» **Objective**
Reproduce every entry exactly, without alteration.

++++ Material for this task ++++

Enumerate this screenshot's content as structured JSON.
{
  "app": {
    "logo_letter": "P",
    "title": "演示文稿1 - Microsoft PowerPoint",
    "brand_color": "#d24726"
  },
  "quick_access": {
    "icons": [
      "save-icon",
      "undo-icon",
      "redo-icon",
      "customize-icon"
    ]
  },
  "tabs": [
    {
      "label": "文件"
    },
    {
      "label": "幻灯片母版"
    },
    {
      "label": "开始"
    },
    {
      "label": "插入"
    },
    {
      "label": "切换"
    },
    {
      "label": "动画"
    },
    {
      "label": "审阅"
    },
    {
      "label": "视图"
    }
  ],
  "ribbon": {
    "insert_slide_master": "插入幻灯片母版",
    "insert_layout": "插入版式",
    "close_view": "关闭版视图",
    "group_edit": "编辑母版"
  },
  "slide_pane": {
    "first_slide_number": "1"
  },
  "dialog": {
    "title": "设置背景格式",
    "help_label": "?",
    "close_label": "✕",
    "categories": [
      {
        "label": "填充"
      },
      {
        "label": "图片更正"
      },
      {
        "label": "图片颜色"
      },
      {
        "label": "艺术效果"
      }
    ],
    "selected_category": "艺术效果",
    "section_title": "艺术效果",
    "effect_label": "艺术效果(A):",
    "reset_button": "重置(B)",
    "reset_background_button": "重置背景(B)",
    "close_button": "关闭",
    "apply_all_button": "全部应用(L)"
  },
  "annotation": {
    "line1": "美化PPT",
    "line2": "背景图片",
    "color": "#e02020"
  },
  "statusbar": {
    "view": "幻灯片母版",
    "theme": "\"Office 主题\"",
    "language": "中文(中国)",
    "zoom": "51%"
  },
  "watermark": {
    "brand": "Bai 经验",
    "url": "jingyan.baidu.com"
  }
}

++++

» **Answer to this exercise**
Enumerate this screenshot's content as structured JSON.
{
  "app": {
    "logo_letter": "P",
    "title": "演示文稿1 - Microsoft PowerPoint",
    "brand_color": "#d24726"
  },
  "quick_access": {
    "icons": [
      "save-icon",
      "undo-icon",
      "redo-icon",
      "customize-icon"
    ]
  },
  "tabs": [
    {
      "label": "文件"
    },
    {
      "label": "幻灯片母版"
    },
    {
      "label": "开始"
    },
    {
      "label": "插入"
    },
    {
      "label": "切换"
    },
    {
      "label": "动画"
    },
    {
      "label": "审阅"
    },
    {
      "label": "视图"
    }
  ],
  "ribbon": {
    "insert_slide_master": "插入幻灯片母版",
    "insert_layout": "插入版式",
    "close_view": "关闭版视图",
    "group_edit": "编辑母版"
  },
  "slide_pane": {
    "first_slide_number": "1"
  },
  "dialog": {
    "title": "设置背景格式",
    "help_label": "?",
    "close_label": "✕",
    "categories": [
      {
        "label": "填充"
      },
      {
        "label": "图片更正"
      },
      {
        "label": "图片颜色"
      },
      {
        "label": "艺术效果"
      }
    ],
    "selected_category": "艺术效果",
    "section_title": "艺术效果",
    "effect_label": "艺术效果(A):",
    "reset_button": "重置(B)",
    "reset_background_button": "重置背景(B)",
    "close_button": "关闭",
    "apply_all_button": "全部应用(L)"
  },
  "annotation": {
    "line1": "美化PPT",
    "line2": "背景图片",
    "color": "#e02020"
  },
  "statusbar": {
    "view": "幻灯片母版",
    "theme": "\"Office 主题\"",
    "language": "中文(中国)",
    "zoom": "51%"
  },
  "watermark": {
    "brand": "Bai 经验",
    "url": "jingyan.baidu.com"
  }
}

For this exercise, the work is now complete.